Reproduce all records verbatim.

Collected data
>> START

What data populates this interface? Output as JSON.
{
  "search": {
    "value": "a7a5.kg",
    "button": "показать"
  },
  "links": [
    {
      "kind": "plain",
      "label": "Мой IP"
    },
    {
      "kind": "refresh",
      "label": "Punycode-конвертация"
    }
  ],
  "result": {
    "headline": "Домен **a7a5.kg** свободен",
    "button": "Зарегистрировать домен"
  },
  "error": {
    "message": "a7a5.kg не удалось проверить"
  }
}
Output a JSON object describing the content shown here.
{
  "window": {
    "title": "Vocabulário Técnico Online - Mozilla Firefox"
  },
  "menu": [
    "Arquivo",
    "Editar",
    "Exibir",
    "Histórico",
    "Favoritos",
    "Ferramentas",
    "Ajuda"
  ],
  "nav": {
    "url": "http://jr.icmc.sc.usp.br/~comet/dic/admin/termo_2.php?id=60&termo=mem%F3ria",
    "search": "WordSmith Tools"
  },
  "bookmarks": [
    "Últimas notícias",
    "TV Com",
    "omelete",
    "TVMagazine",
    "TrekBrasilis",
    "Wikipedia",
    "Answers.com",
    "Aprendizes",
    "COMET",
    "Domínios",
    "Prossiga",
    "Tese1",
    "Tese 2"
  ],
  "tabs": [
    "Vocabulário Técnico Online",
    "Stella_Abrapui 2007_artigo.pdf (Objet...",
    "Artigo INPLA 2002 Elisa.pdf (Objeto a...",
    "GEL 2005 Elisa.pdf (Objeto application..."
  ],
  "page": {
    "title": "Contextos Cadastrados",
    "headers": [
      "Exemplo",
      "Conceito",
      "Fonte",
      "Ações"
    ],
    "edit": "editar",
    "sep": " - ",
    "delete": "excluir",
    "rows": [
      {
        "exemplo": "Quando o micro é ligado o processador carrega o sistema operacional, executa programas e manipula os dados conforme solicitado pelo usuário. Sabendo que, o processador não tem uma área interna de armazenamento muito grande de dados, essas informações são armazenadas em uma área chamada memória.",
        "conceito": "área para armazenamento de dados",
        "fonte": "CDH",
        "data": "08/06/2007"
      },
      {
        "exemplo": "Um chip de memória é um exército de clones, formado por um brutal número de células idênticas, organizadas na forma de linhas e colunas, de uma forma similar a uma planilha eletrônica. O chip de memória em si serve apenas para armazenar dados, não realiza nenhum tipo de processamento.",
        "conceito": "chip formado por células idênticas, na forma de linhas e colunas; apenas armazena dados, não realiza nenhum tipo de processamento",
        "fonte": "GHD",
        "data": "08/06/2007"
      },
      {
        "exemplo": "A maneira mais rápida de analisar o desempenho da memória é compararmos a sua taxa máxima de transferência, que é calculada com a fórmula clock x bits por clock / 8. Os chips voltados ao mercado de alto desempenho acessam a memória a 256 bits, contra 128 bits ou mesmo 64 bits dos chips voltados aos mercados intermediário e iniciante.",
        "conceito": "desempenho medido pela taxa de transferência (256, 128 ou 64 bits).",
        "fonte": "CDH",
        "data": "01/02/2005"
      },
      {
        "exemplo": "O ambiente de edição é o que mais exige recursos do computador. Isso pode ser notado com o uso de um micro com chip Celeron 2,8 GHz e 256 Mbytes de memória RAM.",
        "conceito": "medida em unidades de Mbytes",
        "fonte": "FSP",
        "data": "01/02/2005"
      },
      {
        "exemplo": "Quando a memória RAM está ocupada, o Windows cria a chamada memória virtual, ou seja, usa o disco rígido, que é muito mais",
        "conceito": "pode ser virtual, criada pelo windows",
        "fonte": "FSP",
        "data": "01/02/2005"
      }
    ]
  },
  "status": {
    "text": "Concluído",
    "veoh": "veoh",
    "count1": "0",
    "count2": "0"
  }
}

>> END

### [EXERCISE OUTPUT]
What data populates this interface? Output as JSON.
{
  "search": {
    "value": "a7a5.kg",
    "button": "показать"
  },
  "links": [
    {
      "kind": "plain",
      "label": "Мой IP"
    },
    {
      "kind": "refresh",
      "label": "Punycode-конвертация"
    }
  ],
  "result": {
    "headline": "Домен **a7a5.kg** свободен",
    "button": "Зарегистрировать домен"
  },
  "error": {
    "message": "a7a5.kg не удалось проверить"
  }
}
Output a JSON object describing the content shown here.
{
  "window": {
    "title": "Vocabulário Técnico Online - Mozilla Firefox"
  },
  "menu": [
    "Arquivo",
    "Editar",
    "Exibir",
    "Histórico",
    "Favoritos",
    "Ferramentas",
    "Ajuda"
  ],
  "nav": {
    "url": "http://jr.icmc.sc.usp.br/~comet/dic/admin/termo_2.php?id=60&termo=mem%F3ria",
    "search": "WordSmith Tools"
  },
  "bookmarks": [
    "Últimas notícias",
    "TV Com",
    "omelete",
    "TVMagazine",
    "TrekBrasilis",
    "Wikipedia",
    "Answers.com",
    "Aprendizes",
    "COMET",
    "Domínios",
    "Prossiga",
    "Tese1",
    "Tese 2"
  ],
  "tabs": [
    "Vocabulário Técnico Online",
    "Stella_Abrapui 2007_artigo.pdf (Objet...",
    "Artigo INPLA 2002 Elisa.pdf (Objeto a...",
    "GEL 2005 Elisa.pdf (Objeto application..."
  ],
  "page": {
    "title": "Contextos Cadastrados",
    "headers": [
      "Exemplo",
      "Conceito",
      "Fonte",
      "Ações"
    ],
    "edit": "editar",
    "sep": " - ",
    "delete": "excluir",
    "rows": [
      {
        "exemplo": "Quando o micro é ligado o processador carrega o sistema operacional, executa programas e manipula os dados conforme solicitado pelo usuário. Sabendo que, o processador não tem uma área interna de armazenamento muito grande de dados, essas informações são armazenadas em uma área chamada memória.",
        "conceito": "área para armazenamento de dados",
        "fonte": "CDH",
        "data": "08/06/2007"
      },
      {
        "exemplo": "Um chip de memória é um exército de clones, formado por um brutal número de células idênticas, organizadas na forma de linhas e colunas, de uma forma similar a uma planilha eletrônica. O chip de memória em si serve apenas para armazenar dados, não realiza nenhum tipo de processamento.",
        "conceito": "chip formado por células idênticas, na forma de linhas e colunas; apenas armazena dados, não realiza nenhum tipo de processamento",
        "fonte": "GHD",
        "data": "08/06/2007"
      },
      {
        "exemplo": "A maneira mais rápida de analisar o desempenho da memória é compararmos a sua taxa máxima de transferência, que é calculada com a fórmula clock x bits por clock / 8. Os chips voltados ao mercado de alto desempenho acessam a memória a 256 bits, contra 128 bits ou mesmo 64 bits dos chips voltados aos mercados intermediário e iniciante.",
        "conceito": "desempenho medido pela taxa de transferência (256, 128 ou 64 bits).",
        "fonte": "CDH",
        "data": "01/02/2005"
      },
      {
        "exemplo": "O ambiente de edição é o que mais exige recursos do computador. Isso pode ser notado com o uso de um micro com chip Celeron 2,8 GHz e 256 Mbytes de memória RAM.",
        "conceito": "medida em unidades de Mbytes",
        "fonte": "FSP",
        "data": "01/02/2005"
      },
      {
        "exemplo": "Quando a memória RAM está ocupada, o Windows cria a chamada memória virtual, ou seja, usa o disco rígido, que é muito mais",
        "conceito": "pode ser virtual, criada pelo windows",
        "fonte": "FSP",
        "data": "01/02/2005"
      }
    ]
  },
  "status": {
    "text": "Concluído",
    "veoh": "veoh",
    "count1": "0",
    "count2": "0"
  }
}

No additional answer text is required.